Filter the entries below, keeping every line that has the word "Lead".
┌─ Records for this exercise
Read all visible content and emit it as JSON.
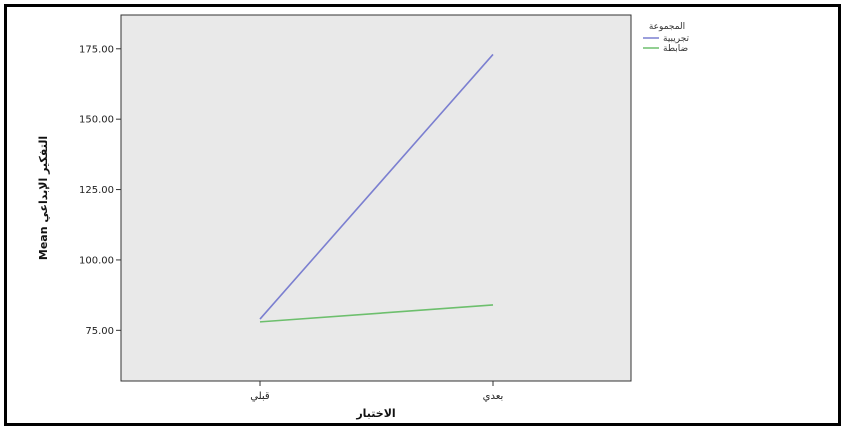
{
  "chart_data": {
    "type": "line",
    "title": "",
    "xlabel": "الاختبار",
    "ylabel": "Mean التفكير الإبداعي",
    "categories": [
      "قبلي",
      "بعدي"
    ],
    "ylim": [
      57,
      187
    ],
    "yticks": [
      "75.00",
      "100.00",
      "125.00",
      "150.00",
      "175.00"
    ],
    "legend": {
      "title": "المجموعة",
      "position": "top-right-outside"
    },
    "series": [
      {
        "name": "تجريبية",
        "values": [
          79,
          173
        ],
        "color": "#7b7fd0"
      },
      {
        "name": "ضابطة",
        "values": [
          78,
          84
        ],
        "color": "#6dbf6d"
      }
    ],
    "plot_background": "#e9e9e9",
    "grid": false
  }
}
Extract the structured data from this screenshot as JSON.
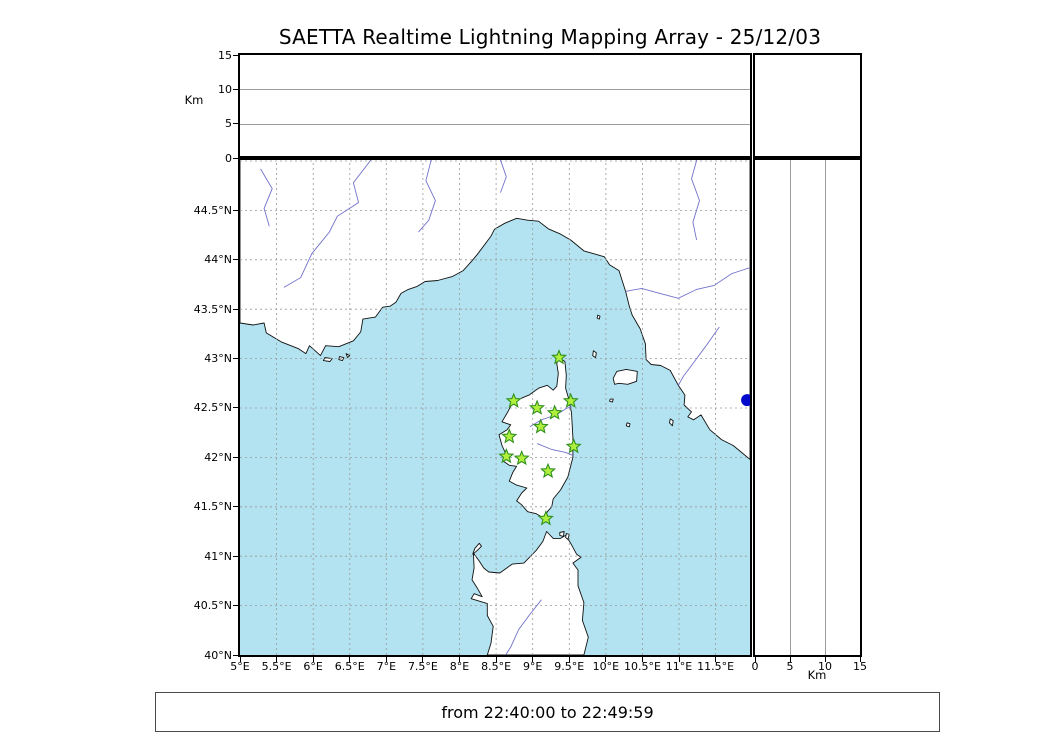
{
  "title": "SAETTA Realtime Lightning Mapping Array - 25/12/03",
  "footer": {
    "text": "from 22:40:00 to 22:49:59"
  },
  "colors": {
    "sea": "#b3e3f0",
    "land": "#ffffff",
    "coastline": "#111111",
    "river": "#7272cc",
    "grid": "#999999",
    "panel_gridline": "#9c9c9c",
    "station_fill": "#b0f03c",
    "station_edge": "#2f8f1f",
    "event_dot": "#0008cc"
  },
  "altitude_axis": {
    "unit": "Km",
    "ticks": [
      0,
      5,
      10,
      15
    ],
    "max_km": 15,
    "interior_lines_km": [
      5,
      10
    ]
  },
  "map": {
    "lon_min": 5.0,
    "lon_max": 11.97,
    "lat_min": 40.0,
    "lat_max": 45.03,
    "grid_step_deg": 0.5,
    "lat_ticks": [
      {
        "label": "44.5°N",
        "value": 44.5
      },
      {
        "label": "44°N",
        "value": 44
      },
      {
        "label": "43.5°N",
        "value": 43.5
      },
      {
        "label": "43°N",
        "value": 43
      },
      {
        "label": "42.5°N",
        "value": 42.5
      },
      {
        "label": "42°N",
        "value": 42
      },
      {
        "label": "41.5°N",
        "value": 41.5
      },
      {
        "label": "41°N",
        "value": 41
      },
      {
        "label": "40.5°N",
        "value": 40.5
      },
      {
        "label": "40°N",
        "value": 40
      }
    ],
    "lon_ticks": [
      {
        "label": "5°E",
        "value": 5
      },
      {
        "label": "5.5°E",
        "value": 5.5
      },
      {
        "label": "6°E",
        "value": 6
      },
      {
        "label": "6.5°E",
        "value": 6.5
      },
      {
        "label": "7°E",
        "value": 7
      },
      {
        "label": "7.5°E",
        "value": 7.5
      },
      {
        "label": "8°E",
        "value": 8
      },
      {
        "label": "8.5°E",
        "value": 8.5
      },
      {
        "label": "9°E",
        "value": 9
      },
      {
        "label": "9.5°E",
        "value": 9.5
      },
      {
        "label": "10°E",
        "value": 10
      },
      {
        "label": "10.5°E",
        "value": 10.5
      },
      {
        "label": "11°E",
        "value": 11
      },
      {
        "label": "11.5°E",
        "value": 11.5
      }
    ]
  },
  "stations": [
    {
      "lon": 9.36,
      "lat": 43.01
    },
    {
      "lon": 8.74,
      "lat": 42.57
    },
    {
      "lon": 9.06,
      "lat": 42.5
    },
    {
      "lon": 9.52,
      "lat": 42.57
    },
    {
      "lon": 9.3,
      "lat": 42.45
    },
    {
      "lon": 9.11,
      "lat": 42.31
    },
    {
      "lon": 8.68,
      "lat": 42.21
    },
    {
      "lon": 9.56,
      "lat": 42.11
    },
    {
      "lon": 8.64,
      "lat": 42.01
    },
    {
      "lon": 8.85,
      "lat": 41.99
    },
    {
      "lon": 9.21,
      "lat": 41.86
    },
    {
      "lon": 9.18,
      "lat": 41.38
    }
  ],
  "event_marker": {
    "lon": 11.93,
    "lat": 42.58
  }
}
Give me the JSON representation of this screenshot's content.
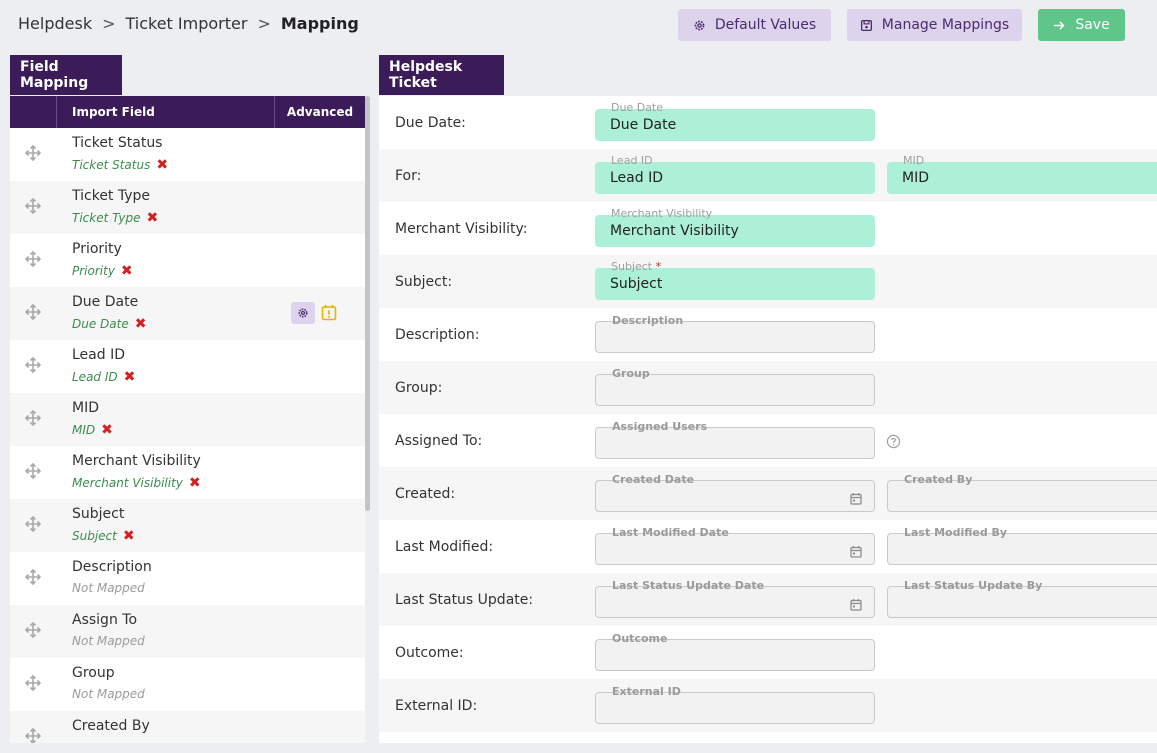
{
  "breadcrumb": {
    "items": [
      "Helpdesk",
      "Ticket Importer",
      "Mapping"
    ],
    "separator": ">"
  },
  "toolbar": {
    "default_values_label": "Default Values",
    "manage_mappings_label": "Manage Mappings",
    "save_label": "Save"
  },
  "left": {
    "tab_label": "Field Mapping",
    "columns": {
      "import_field": "Import Field",
      "advanced": "Advanced"
    },
    "rows": [
      {
        "name": "Ticket Status",
        "mapped": "Ticket Status"
      },
      {
        "name": "Ticket Type",
        "mapped": "Ticket Type"
      },
      {
        "name": "Priority",
        "mapped": "Priority"
      },
      {
        "name": "Due Date",
        "mapped": "Due Date"
      },
      {
        "name": "Lead ID",
        "mapped": "Lead ID"
      },
      {
        "name": "MID",
        "mapped": "MID"
      },
      {
        "name": "Merchant Visibility",
        "mapped": "Merchant Visibility"
      },
      {
        "name": "Subject",
        "mapped": "Subject"
      },
      {
        "name": "Description",
        "mapped": "Not Mapped"
      },
      {
        "name": "Assign To",
        "mapped": "Not Mapped"
      },
      {
        "name": "Group",
        "mapped": "Not Mapped"
      },
      {
        "name": "Created By",
        "mapped": ""
      }
    ]
  },
  "right": {
    "tab_label": "Helpdesk Ticket",
    "rows": [
      {
        "label": "Due Date:",
        "f1": {
          "float": "Due Date",
          "value": "Due Date"
        }
      },
      {
        "label": "For:",
        "f1": {
          "float": "Lead ID",
          "value": "Lead ID"
        },
        "f2": {
          "float": "MID",
          "value": "MID"
        }
      },
      {
        "label": "Merchant Visibility:",
        "f1": {
          "float": "Merchant Visibility",
          "value": "Merchant Visibility"
        }
      },
      {
        "label": "Subject:",
        "f1": {
          "float": "Subject",
          "required": "*",
          "value": "Subject"
        }
      },
      {
        "label": "Description:",
        "f1": {
          "float": "Description"
        }
      },
      {
        "label": "Group:",
        "f1": {
          "float": "Group"
        }
      },
      {
        "label": "Assigned To:",
        "f1": {
          "float": "Assigned Users"
        }
      },
      {
        "label": "Created:",
        "f1": {
          "float": "Created Date"
        },
        "f2": {
          "float": "Created By"
        }
      },
      {
        "label": "Last Modified:",
        "f1": {
          "float": "Last Modified Date"
        },
        "f2": {
          "float": "Last Modified By"
        }
      },
      {
        "label": "Last Status Update:",
        "f1": {
          "float": "Last Status Update Date"
        },
        "f2": {
          "float": "Last Status Update By"
        }
      },
      {
        "label": "Outcome:",
        "f1": {
          "float": "Outcome"
        }
      },
      {
        "label": "External ID:",
        "f1": {
          "float": "External ID"
        }
      }
    ]
  },
  "colors": {
    "header_purple": "#3b1c59",
    "button_lavender": "#ddd3ec",
    "save_green": "#5fc68a",
    "mapped_field_bg": "#acf0d8",
    "mapped_text": "#3b8c4f",
    "remove_red": "#d32020"
  },
  "icons": [
    "cog-icon",
    "save-disk-icon",
    "arrow-right-icon",
    "drag-move-icon",
    "remove-x-icon",
    "calendar-alert-icon",
    "calendar-icon",
    "help-circle-icon"
  ]
}
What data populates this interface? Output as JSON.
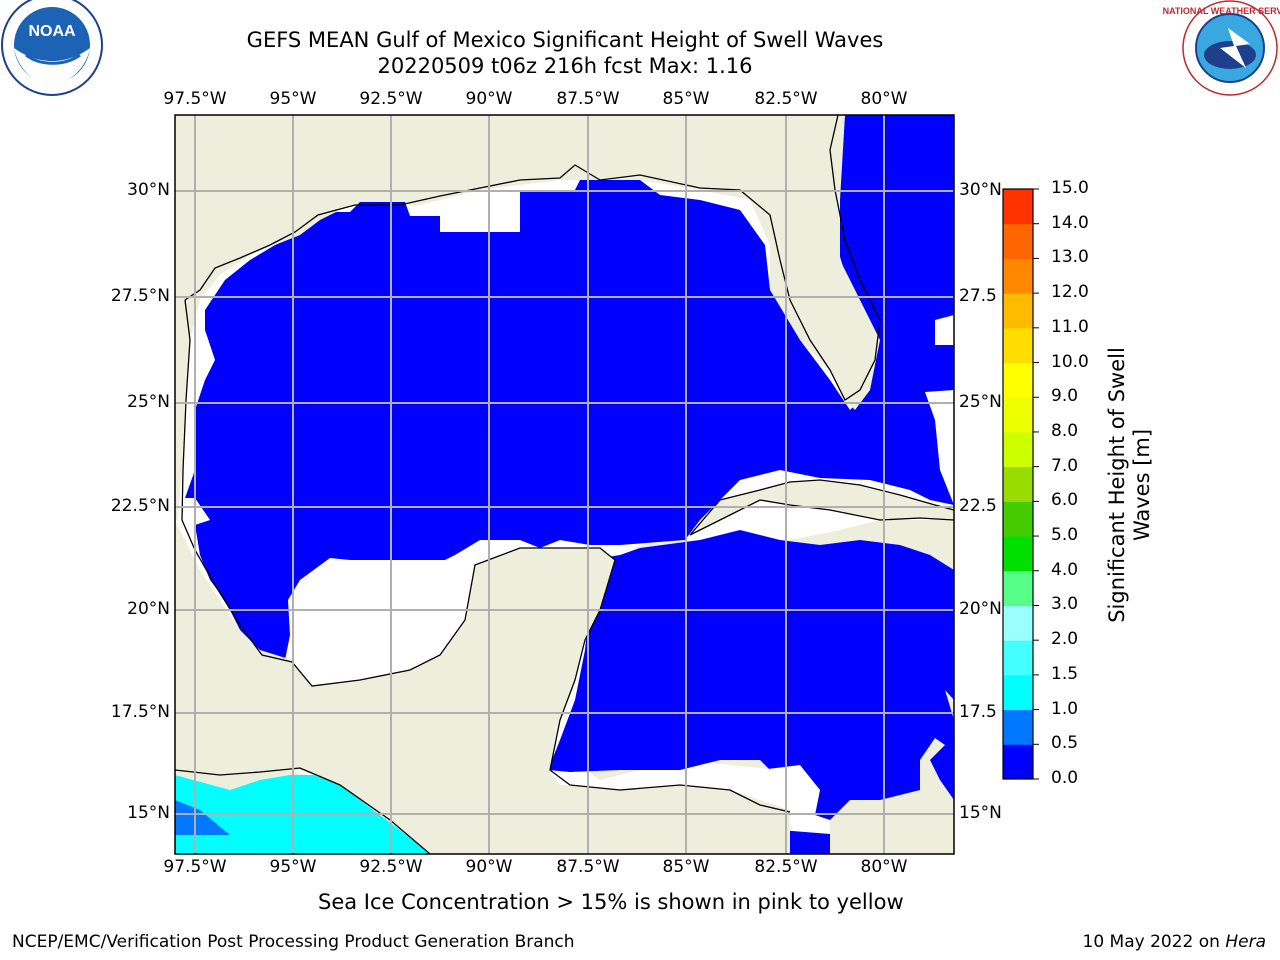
{
  "title_line1": "GEFS MEAN Gulf of Mexico Significant Height of Swell Waves",
  "title_line2": "20220509 t06z 216h fcst   Max: 1.16",
  "lon_ticks": [
    "97.5°W",
    "95°W",
    "92.5°W",
    "90°W",
    "87.5°W",
    "85°W",
    "82.5°W",
    "80°W"
  ],
  "lat_ticks": [
    "30°N",
    "27.5°N",
    "25°N",
    "22.5°N",
    "20°N",
    "17.5°N",
    "15°N"
  ],
  "lat_ticks_right": [
    "30°N",
    "27.5",
    "25°N",
    "22.5",
    "20°N",
    "17.5",
    "15°N"
  ],
  "colorbar": {
    "label_line1": "Significant Height of Swell",
    "label_line2": "Waves [m]",
    "tick_labels": [
      "15.0",
      "14.0",
      "13.0",
      "12.0",
      "11.0",
      "10.0",
      "9.0",
      "8.0",
      "7.0",
      "6.0",
      "5.0",
      "4.0",
      "3.0",
      "2.0",
      "1.5",
      "1.0",
      "0.5",
      "0.0"
    ],
    "levels": [
      0.0,
      0.5,
      1.0,
      1.5,
      2.0,
      3.0,
      4.0,
      5.0,
      6.0,
      7.0,
      8.0,
      9.0,
      10.0,
      11.0,
      12.0,
      13.0,
      14.0,
      15.0
    ],
    "colors": [
      "#0000ff",
      "#0077ff",
      "#00ffff",
      "#44ffff",
      "#99ffff",
      "#55ff88",
      "#00e000",
      "#44cc00",
      "#99dd00",
      "#ccff00",
      "#eeff00",
      "#ffff00",
      "#ffdd00",
      "#ffbb00",
      "#ff8800",
      "#ff6600",
      "#ff3300",
      "#ff0000"
    ]
  },
  "map_colors": {
    "land": "#eeeedc",
    "ocean_swell": "#0000ff",
    "no_data": "#ffffff",
    "grid": "#b0b0b0"
  },
  "ice_note": "Sea Ice Concentration > 15% is shown in pink to yellow",
  "footer_left": "NCEP/EMC/Verification Post Processing Product Generation Branch",
  "footer_right_prefix": "10 May 2022 on ",
  "footer_right_machine": "Hera",
  "logos": {
    "left": "NOAA",
    "right_text": "NATIONAL WEATHER SERVICE"
  }
}
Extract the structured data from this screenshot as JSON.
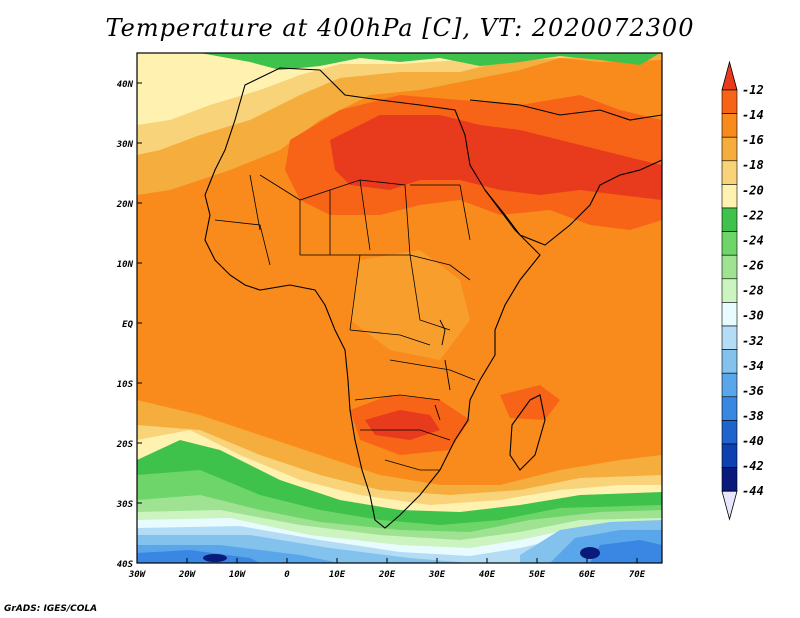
{
  "title": "Temperature at 400hPa [C], VT: 2020072300",
  "credit": "GrADS: IGES/COLA",
  "lat_labels": [
    "40N",
    "30N",
    "20N",
    "10N",
    "EQ",
    "10S",
    "20S",
    "30S",
    "40S"
  ],
  "lon_labels": [
    "30W",
    "20W",
    "10W",
    "0",
    "10E",
    "20E",
    "30E",
    "40E",
    "50E",
    "60E",
    "70E"
  ],
  "colorbar": {
    "labels": [
      "-12",
      "-14",
      "-16",
      "-18",
      "-20",
      "-22",
      "-24",
      "-26",
      "-28",
      "-30",
      "-32",
      "-34",
      "-36",
      "-38",
      "-40",
      "-42",
      "-44"
    ],
    "colors": [
      "#e83a1c",
      "#f76418",
      "#f98b1c",
      "#f5ae3d",
      "#f8d37a",
      "#fff2b0",
      "#3fc24b",
      "#6ed56a",
      "#9fe392",
      "#cbf4c0",
      "#e8fbff",
      "#b4ddf5",
      "#84c2ee",
      "#5aa6ea",
      "#3987e2",
      "#1f63cc",
      "#0d40b0",
      "#0a1a7a",
      "#e6e6ff"
    ]
  },
  "map": {
    "lat_range": [
      -40,
      45
    ],
    "lon_range": [
      -30,
      75
    ]
  }
}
└─
> **Task answer**
        "name": "Lead ID",
        "mapped": "Lead ID"
          "float": "Lead ID",
          "value": "Lead ID"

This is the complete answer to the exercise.